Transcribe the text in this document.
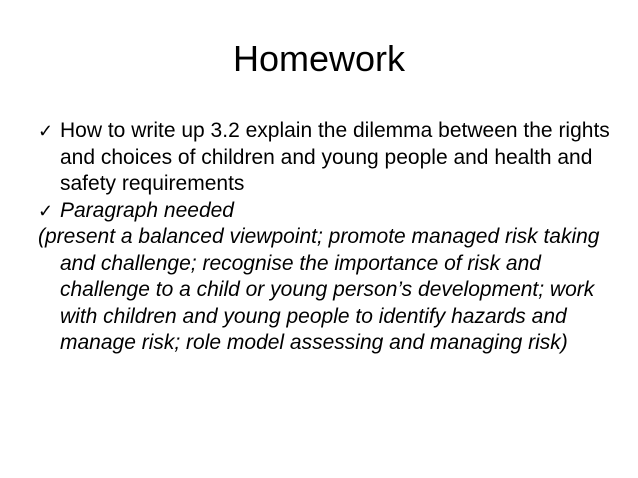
Homework

✓ How to write up 3.2 explain the dilemma between the rights and choices of children and young people and health and safety requirements

✓ Paragraph needed

(present a balanced viewpoint; promote managed risk taking and challenge; recognise the importance of risk and challenge to a child or young person’s development; work with children and young people to identify hazards and manage risk; role model assessing and managing risk)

══════

Find every line in the records that contains the word "young"; copy those lines.

✓ How to write up 3.2 explain the dilemma between the rights and choices of children and young people and health and safety requirements
(present a balanced viewpoint; promote managed risk taking and challenge; recognise the importance of risk and challenge to a child or young person’s development; work with children and young people to identify hazards and manage risk; role model assessing and managing risk)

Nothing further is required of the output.